-- start of Records supplied --
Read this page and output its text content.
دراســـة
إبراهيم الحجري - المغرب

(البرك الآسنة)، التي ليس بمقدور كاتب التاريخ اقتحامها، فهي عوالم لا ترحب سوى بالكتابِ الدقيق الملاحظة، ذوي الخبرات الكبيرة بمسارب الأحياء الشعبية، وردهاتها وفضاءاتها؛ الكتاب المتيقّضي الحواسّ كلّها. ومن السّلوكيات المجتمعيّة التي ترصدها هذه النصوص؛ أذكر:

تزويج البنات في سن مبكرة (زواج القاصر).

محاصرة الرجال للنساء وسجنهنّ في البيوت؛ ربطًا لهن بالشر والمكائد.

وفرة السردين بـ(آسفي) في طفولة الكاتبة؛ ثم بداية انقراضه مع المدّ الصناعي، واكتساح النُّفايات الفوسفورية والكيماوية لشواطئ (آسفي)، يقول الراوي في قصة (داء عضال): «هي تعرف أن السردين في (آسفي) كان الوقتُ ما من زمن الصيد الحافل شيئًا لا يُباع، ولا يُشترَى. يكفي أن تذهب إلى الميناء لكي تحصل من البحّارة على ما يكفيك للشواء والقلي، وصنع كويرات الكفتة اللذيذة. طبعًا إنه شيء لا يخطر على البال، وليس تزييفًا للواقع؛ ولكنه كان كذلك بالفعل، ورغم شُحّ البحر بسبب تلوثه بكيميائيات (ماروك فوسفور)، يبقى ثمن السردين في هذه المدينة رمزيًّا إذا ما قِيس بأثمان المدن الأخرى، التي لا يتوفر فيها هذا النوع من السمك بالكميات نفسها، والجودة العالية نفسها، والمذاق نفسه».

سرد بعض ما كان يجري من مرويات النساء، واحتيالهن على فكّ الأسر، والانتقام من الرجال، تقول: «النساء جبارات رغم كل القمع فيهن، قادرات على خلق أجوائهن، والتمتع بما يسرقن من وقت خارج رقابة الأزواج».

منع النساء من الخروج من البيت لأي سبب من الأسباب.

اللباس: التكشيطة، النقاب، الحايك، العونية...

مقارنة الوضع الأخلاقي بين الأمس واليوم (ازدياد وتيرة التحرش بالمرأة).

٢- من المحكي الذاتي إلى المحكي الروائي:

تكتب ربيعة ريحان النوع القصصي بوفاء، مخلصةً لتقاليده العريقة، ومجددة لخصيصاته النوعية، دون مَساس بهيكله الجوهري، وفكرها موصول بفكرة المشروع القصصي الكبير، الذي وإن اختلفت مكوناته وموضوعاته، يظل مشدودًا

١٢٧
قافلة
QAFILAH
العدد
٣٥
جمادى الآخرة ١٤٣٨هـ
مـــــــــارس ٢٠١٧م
-- end of Records supplied --
* _What the task requires_:
Restate every line of the data word for word.

* _Final result_:
Read this page and output its text content.
دراســـة
إبراهيم الحجري - المغرب

(البرك الآسنة)، التي ليس بمقدور كاتب التاريخ اقتحامها، فهي عوالم لا ترحب سوى بالكتابِ الدقيق الملاحظة، ذوي الخبرات الكبيرة بمسارب الأحياء الشعبية، وردهاتها وفضاءاتها؛ الكتاب المتيقّضي الحواسّ كلّها. ومن السّلوكيات المجتمعيّة التي ترصدها هذه النصوص؛ أذكر:

تزويج البنات في سن مبكرة (زواج القاصر).

محاصرة الرجال للنساء وسجنهنّ في البيوت؛ ربطًا لهن بالشر والمكائد.

وفرة السردين بـ(آسفي) في طفولة الكاتبة؛ ثم بداية انقراضه مع المدّ الصناعي، واكتساح النُّفايات الفوسفورية والكيماوية لشواطئ (آسفي)، يقول الراوي في قصة (داء عضال): «هي تعرف أن السردين في (آسفي) كان الوقتُ ما من زمن الصيد الحافل شيئًا لا يُباع، ولا يُشترَى. يكفي أن تذهب إلى الميناء لكي تحصل من البحّارة على ما يكفيك للشواء والقلي، وصنع كويرات الكفتة اللذيذة. طبعًا إنه شيء لا يخطر على البال، وليس تزييفًا للواقع؛ ولكنه كان كذلك بالفعل، ورغم شُحّ البحر بسبب تلوثه بكيميائيات (ماروك فوسفور)، يبقى ثمن السردين في هذه المدينة رمزيًّا إذا ما قِيس بأثمان المدن الأخرى، التي لا يتوفر فيها هذا النوع من السمك بالكميات نفسها، والجودة العالية نفسها، والمذاق نفسه».

سرد بعض ما كان يجري من مرويات النساء، واحتيالهن على فكّ الأسر، والانتقام من الرجال، تقول: «النساء جبارات رغم كل القمع فيهن، قادرات على خلق أجوائهن، والتمتع بما يسرقن من وقت خارج رقابة الأزواج».

منع النساء من الخروج من البيت لأي سبب من الأسباب.

اللباس: التكشيطة، النقاب، الحايك، العونية...

مقارنة الوضع الأخلاقي بين الأمس واليوم (ازدياد وتيرة التحرش بالمرأة).

٢- من المحكي الذاتي إلى المحكي الروائي:

تكتب ربيعة ريحان النوع القصصي بوفاء، مخلصةً لتقاليده العريقة، ومجددة لخصيصاته النوعية، دون مَساس بهيكله الجوهري، وفكرها موصول بفكرة المشروع القصصي الكبير، الذي وإن اختلفت مكوناته وموضوعاته، يظل مشدودًا

١٢٧
قافلة
QAFILAH
العدد
٣٥
جمادى الآخرة ١٤٣٨هـ
مـــــــــارس ٢٠١٧م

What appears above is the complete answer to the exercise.